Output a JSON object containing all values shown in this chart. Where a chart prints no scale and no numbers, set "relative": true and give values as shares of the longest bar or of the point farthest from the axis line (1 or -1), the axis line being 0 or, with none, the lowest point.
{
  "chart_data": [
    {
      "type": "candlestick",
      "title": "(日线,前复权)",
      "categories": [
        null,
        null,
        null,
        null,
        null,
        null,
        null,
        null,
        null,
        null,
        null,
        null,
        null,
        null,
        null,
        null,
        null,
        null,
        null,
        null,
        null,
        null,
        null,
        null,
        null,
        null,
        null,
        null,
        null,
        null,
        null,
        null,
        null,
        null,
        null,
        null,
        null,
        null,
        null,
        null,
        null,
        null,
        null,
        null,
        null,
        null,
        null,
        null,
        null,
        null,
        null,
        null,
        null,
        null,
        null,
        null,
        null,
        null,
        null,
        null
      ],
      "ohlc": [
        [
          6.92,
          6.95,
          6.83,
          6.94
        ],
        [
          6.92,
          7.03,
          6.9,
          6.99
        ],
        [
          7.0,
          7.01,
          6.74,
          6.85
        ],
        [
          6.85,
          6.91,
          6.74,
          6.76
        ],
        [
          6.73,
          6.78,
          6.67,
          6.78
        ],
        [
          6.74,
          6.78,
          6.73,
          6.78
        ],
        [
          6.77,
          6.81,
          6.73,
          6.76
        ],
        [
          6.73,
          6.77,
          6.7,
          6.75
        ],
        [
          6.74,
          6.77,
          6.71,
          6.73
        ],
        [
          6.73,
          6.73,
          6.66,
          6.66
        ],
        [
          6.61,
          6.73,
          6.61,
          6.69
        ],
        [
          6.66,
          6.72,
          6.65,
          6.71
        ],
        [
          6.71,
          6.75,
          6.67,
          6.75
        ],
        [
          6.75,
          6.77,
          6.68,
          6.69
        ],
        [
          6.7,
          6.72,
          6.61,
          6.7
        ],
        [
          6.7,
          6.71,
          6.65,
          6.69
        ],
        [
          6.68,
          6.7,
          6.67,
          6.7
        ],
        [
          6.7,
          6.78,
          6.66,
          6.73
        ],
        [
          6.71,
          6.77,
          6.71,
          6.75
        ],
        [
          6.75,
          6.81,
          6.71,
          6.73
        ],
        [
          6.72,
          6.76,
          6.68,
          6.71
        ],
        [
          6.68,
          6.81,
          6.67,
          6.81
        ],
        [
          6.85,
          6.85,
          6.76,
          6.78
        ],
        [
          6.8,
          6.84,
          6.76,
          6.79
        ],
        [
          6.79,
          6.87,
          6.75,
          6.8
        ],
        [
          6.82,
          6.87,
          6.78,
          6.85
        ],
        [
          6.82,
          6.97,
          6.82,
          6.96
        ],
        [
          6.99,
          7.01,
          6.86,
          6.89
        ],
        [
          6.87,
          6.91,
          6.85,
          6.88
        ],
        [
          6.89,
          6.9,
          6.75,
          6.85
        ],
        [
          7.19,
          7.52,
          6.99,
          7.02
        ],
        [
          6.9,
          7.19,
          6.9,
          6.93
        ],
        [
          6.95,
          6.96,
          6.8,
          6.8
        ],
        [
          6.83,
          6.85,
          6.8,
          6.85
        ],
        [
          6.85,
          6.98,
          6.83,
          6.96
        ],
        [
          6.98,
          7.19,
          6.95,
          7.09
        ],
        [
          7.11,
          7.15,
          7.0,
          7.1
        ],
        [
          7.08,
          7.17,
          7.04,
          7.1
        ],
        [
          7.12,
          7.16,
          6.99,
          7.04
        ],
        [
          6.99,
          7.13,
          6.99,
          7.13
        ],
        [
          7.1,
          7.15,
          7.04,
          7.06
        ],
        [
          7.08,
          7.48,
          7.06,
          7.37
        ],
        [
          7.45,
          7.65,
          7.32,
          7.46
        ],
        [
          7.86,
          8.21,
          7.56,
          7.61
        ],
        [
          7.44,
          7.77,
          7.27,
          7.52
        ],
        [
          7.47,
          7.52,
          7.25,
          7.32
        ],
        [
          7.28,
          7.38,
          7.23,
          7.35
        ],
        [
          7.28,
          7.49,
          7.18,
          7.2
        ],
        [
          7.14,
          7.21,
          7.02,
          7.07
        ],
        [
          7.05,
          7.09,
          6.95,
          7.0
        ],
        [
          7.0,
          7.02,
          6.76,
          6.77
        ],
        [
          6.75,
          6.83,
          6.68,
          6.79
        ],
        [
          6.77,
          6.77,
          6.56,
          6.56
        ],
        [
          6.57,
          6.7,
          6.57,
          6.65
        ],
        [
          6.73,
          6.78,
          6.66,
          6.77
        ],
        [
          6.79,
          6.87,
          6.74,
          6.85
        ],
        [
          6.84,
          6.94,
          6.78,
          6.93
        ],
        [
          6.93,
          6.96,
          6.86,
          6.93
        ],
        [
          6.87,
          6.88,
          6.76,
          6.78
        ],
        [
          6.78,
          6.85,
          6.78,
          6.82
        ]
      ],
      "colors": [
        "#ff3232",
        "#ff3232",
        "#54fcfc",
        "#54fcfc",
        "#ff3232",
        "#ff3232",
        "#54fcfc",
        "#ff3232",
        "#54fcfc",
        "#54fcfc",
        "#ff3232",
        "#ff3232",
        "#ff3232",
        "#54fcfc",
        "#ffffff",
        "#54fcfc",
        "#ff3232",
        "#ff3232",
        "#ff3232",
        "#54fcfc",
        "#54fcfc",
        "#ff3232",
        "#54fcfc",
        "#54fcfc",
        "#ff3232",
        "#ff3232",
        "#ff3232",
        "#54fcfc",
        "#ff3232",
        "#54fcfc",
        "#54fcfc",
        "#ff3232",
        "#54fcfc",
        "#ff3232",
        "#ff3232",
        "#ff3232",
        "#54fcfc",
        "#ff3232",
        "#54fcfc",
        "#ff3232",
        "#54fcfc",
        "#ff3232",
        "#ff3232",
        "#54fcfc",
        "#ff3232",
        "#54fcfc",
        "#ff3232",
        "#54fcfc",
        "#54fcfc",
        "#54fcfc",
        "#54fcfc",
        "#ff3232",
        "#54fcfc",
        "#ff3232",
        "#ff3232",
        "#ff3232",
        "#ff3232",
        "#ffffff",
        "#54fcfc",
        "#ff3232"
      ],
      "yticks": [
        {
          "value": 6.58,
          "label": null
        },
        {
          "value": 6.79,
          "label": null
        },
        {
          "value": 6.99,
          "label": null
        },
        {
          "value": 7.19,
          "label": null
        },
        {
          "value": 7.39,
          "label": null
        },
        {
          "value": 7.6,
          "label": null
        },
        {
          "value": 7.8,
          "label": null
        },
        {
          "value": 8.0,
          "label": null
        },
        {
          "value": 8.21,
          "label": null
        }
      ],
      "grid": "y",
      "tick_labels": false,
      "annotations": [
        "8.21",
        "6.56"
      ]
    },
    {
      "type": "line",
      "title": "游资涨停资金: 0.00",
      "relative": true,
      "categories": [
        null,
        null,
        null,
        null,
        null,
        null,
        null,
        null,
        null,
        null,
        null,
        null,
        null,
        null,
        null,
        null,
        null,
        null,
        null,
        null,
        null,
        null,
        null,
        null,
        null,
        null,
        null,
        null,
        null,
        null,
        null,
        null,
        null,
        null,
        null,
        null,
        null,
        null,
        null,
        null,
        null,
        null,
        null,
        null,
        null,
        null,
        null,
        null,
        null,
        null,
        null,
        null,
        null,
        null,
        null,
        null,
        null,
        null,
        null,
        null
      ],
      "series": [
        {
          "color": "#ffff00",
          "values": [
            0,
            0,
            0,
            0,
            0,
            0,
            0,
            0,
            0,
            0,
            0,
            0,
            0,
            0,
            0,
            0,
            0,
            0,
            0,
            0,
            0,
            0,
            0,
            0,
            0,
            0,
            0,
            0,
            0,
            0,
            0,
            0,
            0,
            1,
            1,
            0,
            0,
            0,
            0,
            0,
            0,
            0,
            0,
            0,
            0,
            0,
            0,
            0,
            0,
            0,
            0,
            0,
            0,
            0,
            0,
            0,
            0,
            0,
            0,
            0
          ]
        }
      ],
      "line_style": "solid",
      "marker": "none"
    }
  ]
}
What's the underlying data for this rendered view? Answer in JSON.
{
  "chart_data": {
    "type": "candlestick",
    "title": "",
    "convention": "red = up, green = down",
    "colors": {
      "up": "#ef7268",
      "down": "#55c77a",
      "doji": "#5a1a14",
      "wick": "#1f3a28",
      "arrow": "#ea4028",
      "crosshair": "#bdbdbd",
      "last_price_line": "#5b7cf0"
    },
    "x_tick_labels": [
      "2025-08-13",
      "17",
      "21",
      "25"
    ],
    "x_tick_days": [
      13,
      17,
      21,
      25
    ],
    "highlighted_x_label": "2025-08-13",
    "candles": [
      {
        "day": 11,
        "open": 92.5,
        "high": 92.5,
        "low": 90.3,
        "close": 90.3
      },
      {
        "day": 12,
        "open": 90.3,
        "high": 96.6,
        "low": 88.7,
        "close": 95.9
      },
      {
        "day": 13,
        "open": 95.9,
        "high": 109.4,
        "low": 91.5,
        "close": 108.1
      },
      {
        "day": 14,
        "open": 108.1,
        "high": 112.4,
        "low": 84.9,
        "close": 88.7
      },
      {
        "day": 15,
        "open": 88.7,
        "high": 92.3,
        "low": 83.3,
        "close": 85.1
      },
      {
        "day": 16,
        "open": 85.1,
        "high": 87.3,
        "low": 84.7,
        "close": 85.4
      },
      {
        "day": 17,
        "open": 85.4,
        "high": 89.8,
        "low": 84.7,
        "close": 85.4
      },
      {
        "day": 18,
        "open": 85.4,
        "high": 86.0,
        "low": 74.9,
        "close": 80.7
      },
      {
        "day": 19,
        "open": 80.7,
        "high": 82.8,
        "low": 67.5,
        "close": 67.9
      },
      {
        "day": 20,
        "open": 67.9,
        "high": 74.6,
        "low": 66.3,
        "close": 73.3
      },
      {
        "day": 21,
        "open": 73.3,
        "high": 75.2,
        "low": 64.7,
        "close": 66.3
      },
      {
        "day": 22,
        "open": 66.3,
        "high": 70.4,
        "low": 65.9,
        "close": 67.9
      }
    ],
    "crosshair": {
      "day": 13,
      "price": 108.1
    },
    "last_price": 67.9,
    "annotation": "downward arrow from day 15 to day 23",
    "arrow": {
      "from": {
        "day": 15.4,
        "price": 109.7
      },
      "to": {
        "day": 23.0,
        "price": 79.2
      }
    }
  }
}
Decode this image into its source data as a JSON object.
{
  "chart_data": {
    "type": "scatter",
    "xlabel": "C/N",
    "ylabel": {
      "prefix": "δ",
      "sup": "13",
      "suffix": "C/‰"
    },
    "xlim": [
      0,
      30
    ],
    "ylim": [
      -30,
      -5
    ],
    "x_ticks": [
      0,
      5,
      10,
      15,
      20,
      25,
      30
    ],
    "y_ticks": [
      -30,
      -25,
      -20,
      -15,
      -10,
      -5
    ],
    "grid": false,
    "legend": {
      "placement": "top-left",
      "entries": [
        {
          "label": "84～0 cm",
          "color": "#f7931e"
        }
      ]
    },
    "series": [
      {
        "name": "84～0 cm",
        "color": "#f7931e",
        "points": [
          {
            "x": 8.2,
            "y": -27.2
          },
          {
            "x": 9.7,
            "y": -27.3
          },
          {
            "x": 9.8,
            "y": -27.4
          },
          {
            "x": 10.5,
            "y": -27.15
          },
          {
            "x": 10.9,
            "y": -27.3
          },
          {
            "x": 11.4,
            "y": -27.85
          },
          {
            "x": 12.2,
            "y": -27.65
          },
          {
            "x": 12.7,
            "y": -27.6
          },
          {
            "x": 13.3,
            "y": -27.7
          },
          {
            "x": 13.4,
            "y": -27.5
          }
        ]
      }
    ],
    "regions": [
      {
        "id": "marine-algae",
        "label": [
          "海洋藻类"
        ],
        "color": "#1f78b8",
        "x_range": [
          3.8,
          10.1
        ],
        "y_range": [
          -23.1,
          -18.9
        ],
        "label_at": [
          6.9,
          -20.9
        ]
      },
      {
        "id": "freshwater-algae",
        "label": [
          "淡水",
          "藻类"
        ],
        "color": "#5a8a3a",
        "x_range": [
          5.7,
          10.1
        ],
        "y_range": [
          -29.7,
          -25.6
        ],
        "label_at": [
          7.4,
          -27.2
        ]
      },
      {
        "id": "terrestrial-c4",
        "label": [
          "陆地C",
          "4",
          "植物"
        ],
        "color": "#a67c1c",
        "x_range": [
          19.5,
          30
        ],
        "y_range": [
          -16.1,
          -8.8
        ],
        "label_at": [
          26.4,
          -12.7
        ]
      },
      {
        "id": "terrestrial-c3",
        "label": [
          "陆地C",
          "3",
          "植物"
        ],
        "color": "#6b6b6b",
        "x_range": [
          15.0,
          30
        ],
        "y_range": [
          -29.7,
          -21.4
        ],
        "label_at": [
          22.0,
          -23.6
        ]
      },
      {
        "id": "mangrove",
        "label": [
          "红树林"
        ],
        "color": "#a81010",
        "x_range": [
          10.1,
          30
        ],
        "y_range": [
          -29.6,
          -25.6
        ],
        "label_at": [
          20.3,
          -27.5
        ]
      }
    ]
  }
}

*Stated exercise*. Work out how many lines above have the string "candlestick" in them, and give only the number.

*Answer to this exercise*. 2